* _The request_: Every line that contains the word "this" should be copied out.

# Records supplied start

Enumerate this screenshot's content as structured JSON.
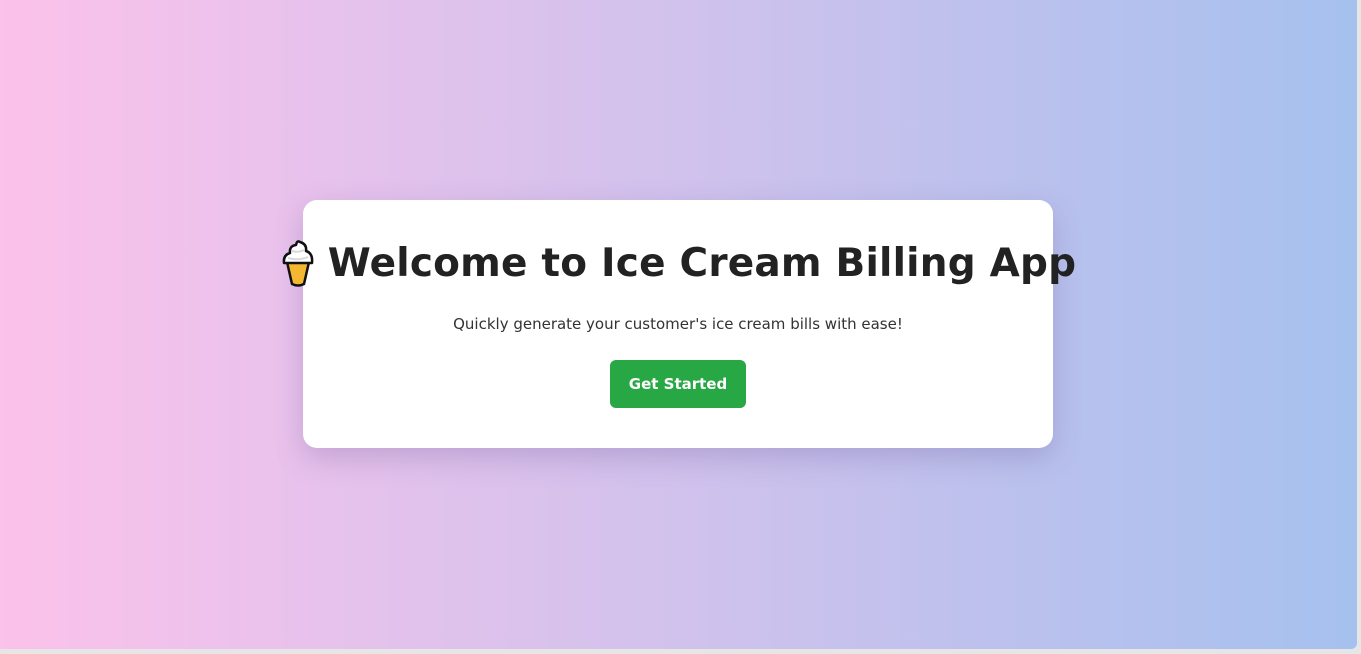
{
  "page": {
    "background_gradient": [
      "#fbc2eb",
      "#a6c1ee"
    ]
  },
  "card": {
    "icon": "ice-cream-cone-icon",
    "title": "Welcome to Ice Cream Billing App",
    "subtitle": "Quickly generate your customer's ice cream bills with ease!",
    "button_label": "Get Started",
    "button_color": "#28a745"
  }
}
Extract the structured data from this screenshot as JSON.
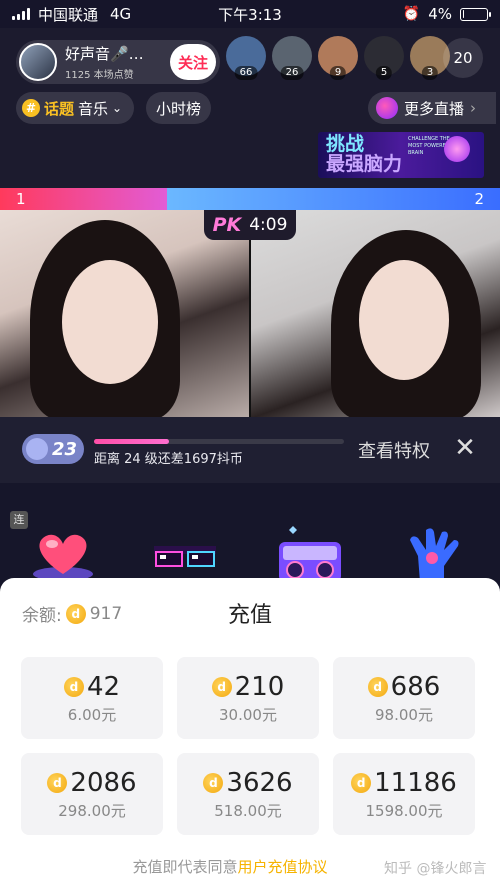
{
  "status_bar": {
    "carrier": "中国联通",
    "network": "4G",
    "time": "下午3:13",
    "battery": "4%",
    "battery_level": 0.04
  },
  "host": {
    "name": "好声音🎤…",
    "likes": "1125 本场点赞",
    "follow_label": "关注"
  },
  "viewers": [
    {
      "badge": "66",
      "color": "#4a6b9a"
    },
    {
      "badge": "26",
      "color": "#5a6470"
    },
    {
      "badge": "9",
      "color": "#b07a5a"
    },
    {
      "badge": "5",
      "color": "#2c2c34"
    },
    {
      "badge": "3",
      "color": "#9a7b5a"
    }
  ],
  "viewer_count": "20",
  "topic": {
    "tag": "话题",
    "category": "音乐",
    "chevron": "chevron-down-icon"
  },
  "hour_rank": "小时榜",
  "more_live": "更多直播",
  "banner": {
    "title_line1": "挑战",
    "title_line2": "最强脑力",
    "subtitle": "CHALLENGE THE MOST POWERFUL BRAIN"
  },
  "pk": {
    "score_left": "1",
    "score_right": "2",
    "icon": "PK",
    "timer": "4:09",
    "left_share": 0.333
  },
  "level": {
    "number": "23",
    "progress": 0.3,
    "text": "距离 24 级还差1697抖币",
    "privilege_label": "查看特权",
    "close_icon": "close-icon"
  },
  "gift_tag": "连",
  "recharge": {
    "balance_label": "余额:",
    "balance_value": "917",
    "title": "充值",
    "packages": [
      {
        "amount": "42",
        "price": "6.00元"
      },
      {
        "amount": "210",
        "price": "30.00元"
      },
      {
        "amount": "686",
        "price": "98.00元"
      },
      {
        "amount": "2086",
        "price": "298.00元"
      },
      {
        "amount": "3626",
        "price": "518.00元"
      },
      {
        "amount": "11186",
        "price": "1598.00元"
      }
    ],
    "agreement_prefix": "充值即代表同意",
    "agreement_link": "用户充值协议"
  },
  "watermark": "知乎 @锋火郎言",
  "colors": {
    "accent_pink": "#fe2c55",
    "coin_gold": "#f3a80e",
    "topic_yellow": "#f9c023"
  }
}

# Records supplied end

* _Problem solution_:
Enumerate this screenshot's content as structured JSON.
Extract the structured data from this screenshot as JSON.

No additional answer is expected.